-- START OF Dataset records --

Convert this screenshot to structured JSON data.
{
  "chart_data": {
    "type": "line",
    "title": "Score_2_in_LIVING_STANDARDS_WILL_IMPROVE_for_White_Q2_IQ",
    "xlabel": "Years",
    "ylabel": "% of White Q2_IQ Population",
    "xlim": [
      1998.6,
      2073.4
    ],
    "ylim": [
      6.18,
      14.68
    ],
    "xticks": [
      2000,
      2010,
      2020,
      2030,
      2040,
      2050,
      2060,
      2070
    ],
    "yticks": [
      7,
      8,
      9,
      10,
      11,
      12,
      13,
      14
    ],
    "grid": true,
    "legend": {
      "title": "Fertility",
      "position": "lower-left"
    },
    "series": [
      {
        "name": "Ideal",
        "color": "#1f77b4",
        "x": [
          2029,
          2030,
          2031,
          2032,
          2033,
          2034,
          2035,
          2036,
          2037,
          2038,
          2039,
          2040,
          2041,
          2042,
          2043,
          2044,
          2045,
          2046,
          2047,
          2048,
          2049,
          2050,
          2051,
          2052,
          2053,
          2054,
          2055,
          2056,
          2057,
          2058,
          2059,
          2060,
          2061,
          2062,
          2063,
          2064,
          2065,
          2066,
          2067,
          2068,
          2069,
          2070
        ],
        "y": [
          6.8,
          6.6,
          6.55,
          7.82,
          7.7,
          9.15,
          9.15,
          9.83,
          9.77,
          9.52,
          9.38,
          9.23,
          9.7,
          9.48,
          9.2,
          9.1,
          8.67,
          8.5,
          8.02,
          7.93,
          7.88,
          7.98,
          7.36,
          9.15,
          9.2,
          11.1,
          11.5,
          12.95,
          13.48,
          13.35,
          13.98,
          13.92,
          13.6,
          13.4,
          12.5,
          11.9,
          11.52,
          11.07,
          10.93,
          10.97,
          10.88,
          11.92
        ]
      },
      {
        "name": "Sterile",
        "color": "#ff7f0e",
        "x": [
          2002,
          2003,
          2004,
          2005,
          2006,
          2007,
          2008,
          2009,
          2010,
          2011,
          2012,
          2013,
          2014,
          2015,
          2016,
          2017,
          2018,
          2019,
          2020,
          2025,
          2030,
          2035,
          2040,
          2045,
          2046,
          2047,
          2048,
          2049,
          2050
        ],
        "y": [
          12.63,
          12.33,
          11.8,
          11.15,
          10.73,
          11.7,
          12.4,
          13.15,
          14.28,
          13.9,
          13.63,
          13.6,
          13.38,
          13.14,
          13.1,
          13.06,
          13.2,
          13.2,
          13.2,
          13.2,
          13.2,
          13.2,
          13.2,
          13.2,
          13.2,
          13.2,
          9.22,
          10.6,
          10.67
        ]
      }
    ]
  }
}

-- END OF Dataset records --

> Stated problem: Write out the entire listing exactly.

> Task result:
Convert this screenshot to structured JSON data.
{
  "chart_data": {
    "type": "line",
    "title": "Score_2_in_LIVING_STANDARDS_WILL_IMPROVE_for_White_Q2_IQ",
    "xlabel": "Years",
    "ylabel": "% of White Q2_IQ Population",
    "xlim": [
      1998.6,
      2073.4
    ],
    "ylim": [
      6.18,
      14.68
    ],
    "xticks": [
      2000,
      2010,
      2020,
      2030,
      2040,
      2050,
      2060,
      2070
    ],
    "yticks": [
      7,
      8,
      9,
      10,
      11,
      12,
      13,
      14
    ],
    "grid": true,
    "legend": {
      "title": "Fertility",
      "position": "lower-left"
    },
    "series": [
      {
        "name": "Ideal",
        "color": "#1f77b4",
        "x": [
          2029,
          2030,
          2031,
          2032,
          2033,
          2034,
          2035,
          2036,
          2037,
          2038,
          2039,
          2040,
          2041,
          2042,
          2043,
          2044,
          2045,
          2046,
          2047,
          2048,
          2049,
          2050,
          2051,
          2052,
          2053,
          2054,
          2055,
          2056,
          2057,
          2058,
          2059,
          2060,
          2061,
          2062,
          2063,
          2064,
          2065,
          2066,
          2067,
          2068,
          2069,
          2070
        ],
        "y": [
          6.8,
          6.6,
          6.55,
          7.82,
          7.7,
          9.15,
          9.15,
          9.83,
          9.77,
          9.52,
          9.38,
          9.23,
          9.7,
          9.48,
          9.2,
          9.1,
          8.67,
          8.5,
          8.02,
          7.93,
          7.88,
          7.98,
          7.36,
          9.15,
          9.2,
          11.1,
          11.5,
          12.95,
          13.48,
          13.35,
          13.98,
          13.92,
          13.6,
          13.4,
          12.5,
          11.9,
          11.52,
          11.07,
          10.93,
          10.97,
          10.88,
          11.92
        ]
      },
      {
        "name": "Sterile",
        "color": "#ff7f0e",
        "x": [
          2002,
          2003,
          2004,
          2005,
          2006,
          2007,
          2008,
          2009,
          2010,
          2011,
          2012,
          2013,
          2014,
          2015,
          2016,
          2017,
          2018,
          2019,
          2020,
          2025,
          2030,
          2035,
          2040,
          2045,
          2046,
          2047,
          2048,
          2049,
          2050
        ],
        "y": [
          12.63,
          12.33,
          11.8,
          11.15,
          10.73,
          11.7,
          12.4,
          13.15,
          14.28,
          13.9,
          13.63,
          13.6,
          13.38,
          13.14,
          13.1,
          13.06,
          13.2,
          13.2,
          13.2,
          13.2,
          13.2,
          13.2,
          13.2,
          13.2,
          13.2,
          13.2,
          9.22,
          10.6,
          10.67
        ]
      }
    ]
  }
}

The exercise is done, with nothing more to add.